• **Aim**:
Return the listing below unchanged, minus its pictures.

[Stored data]
┄┄┄┄┄┄┄┄┄┄┄┄┄┄┄┄┄┄┄┄

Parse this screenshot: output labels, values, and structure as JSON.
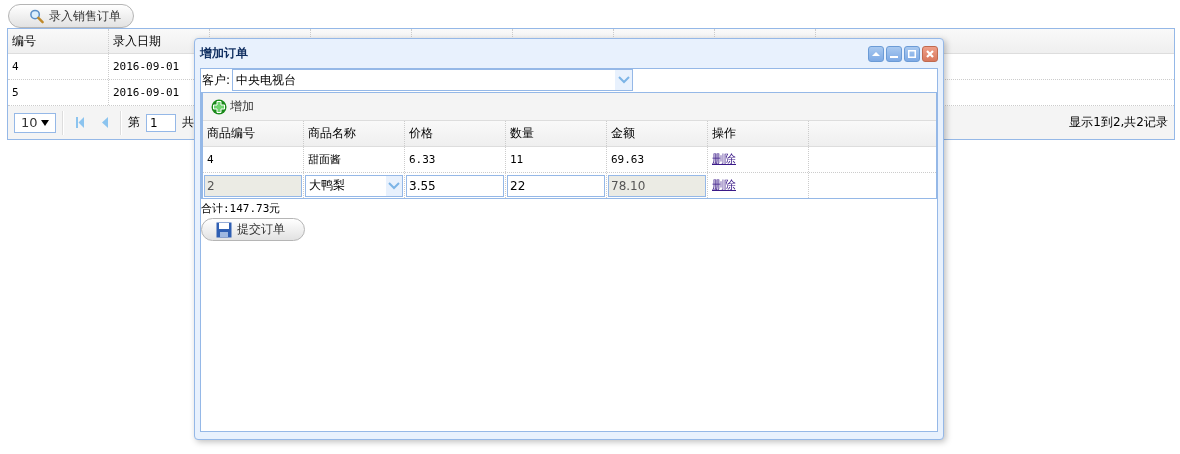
{
  "toolbar_button": {
    "label": "录入销售订单"
  },
  "orders_table": {
    "columns": [
      "编号",
      "录入日期"
    ],
    "rows": [
      {
        "cells": [
          "4",
          "2016-09-01"
        ]
      },
      {
        "cells": [
          "5",
          "2016-09-01"
        ]
      }
    ]
  },
  "pager": {
    "page_size": "10",
    "page_label": "第",
    "page": "1",
    "of_label": "共",
    "summary": "显示1到2,共2记录"
  },
  "dialog": {
    "title": "增加订单",
    "customer_label": "客户:",
    "customer": "中央电视台",
    "add_button": "增加",
    "columns": [
      "商品编号",
      "商品名称",
      "价格",
      "数量",
      "金额",
      "操作"
    ],
    "rows": [
      {
        "cells": [
          {
            "kind": "text",
            "value": "4"
          },
          {
            "kind": "text",
            "value": "甜面酱"
          },
          {
            "kind": "text",
            "value": "6.33"
          },
          {
            "kind": "text",
            "value": "11"
          },
          {
            "kind": "text",
            "value": "69.63"
          }
        ],
        "action": "删除"
      },
      {
        "cells": [
          {
            "kind": "readonly",
            "value": "2"
          },
          {
            "kind": "combo",
            "value": "大鸭梨"
          },
          {
            "kind": "input",
            "value": "3.55"
          },
          {
            "kind": "input",
            "value": "22"
          },
          {
            "kind": "readonly",
            "value": "78.10"
          }
        ],
        "action": "删除"
      }
    ],
    "total": "合计:147.73元",
    "submit_button": "提交订单"
  }
}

┄┄┄┄┄┄┄┄┄┄┄┄┄┄┄┄┄┄┄┄

• **Answer to this task**:
Parse this screenshot: output labels, values, and structure as JSON.
{
  "toolbar_button": {
    "label": "录入销售订单"
  },
  "orders_table": {
    "columns": [
      "编号",
      "录入日期"
    ],
    "rows": [
      {
        "cells": [
          "4",
          "2016-09-01"
        ]
      },
      {
        "cells": [
          "5",
          "2016-09-01"
        ]
      }
    ]
  },
  "pager": {
    "page_size": "10",
    "page_label": "第",
    "page": "1",
    "of_label": "共",
    "summary": "显示1到2,共2记录"
  },
  "dialog": {
    "title": "增加订单",
    "customer_label": "客户:",
    "customer": "中央电视台",
    "add_button": "增加",
    "columns": [
      "商品编号",
      "商品名称",
      "价格",
      "数量",
      "金额",
      "操作"
    ],
    "rows": [
      {
        "cells": [
          {
            "kind": "text",
            "value": "4"
          },
          {
            "kind": "text",
            "value": "甜面酱"
          },
          {
            "kind": "text",
            "value": "6.33"
          },
          {
            "kind": "text",
            "value": "11"
          },
          {
            "kind": "text",
            "value": "69.63"
          }
        ],
        "action": "删除"
      },
      {
        "cells": [
          {
            "kind": "readonly",
            "value": "2"
          },
          {
            "kind": "combo",
            "value": "大鸭梨"
          },
          {
            "kind": "input",
            "value": "3.55"
          },
          {
            "kind": "input",
            "value": "22"
          },
          {
            "kind": "readonly",
            "value": "78.10"
          }
        ],
        "action": "删除"
      }
    ],
    "total": "合计:147.73元",
    "submit_button": "提交订单"
  }
}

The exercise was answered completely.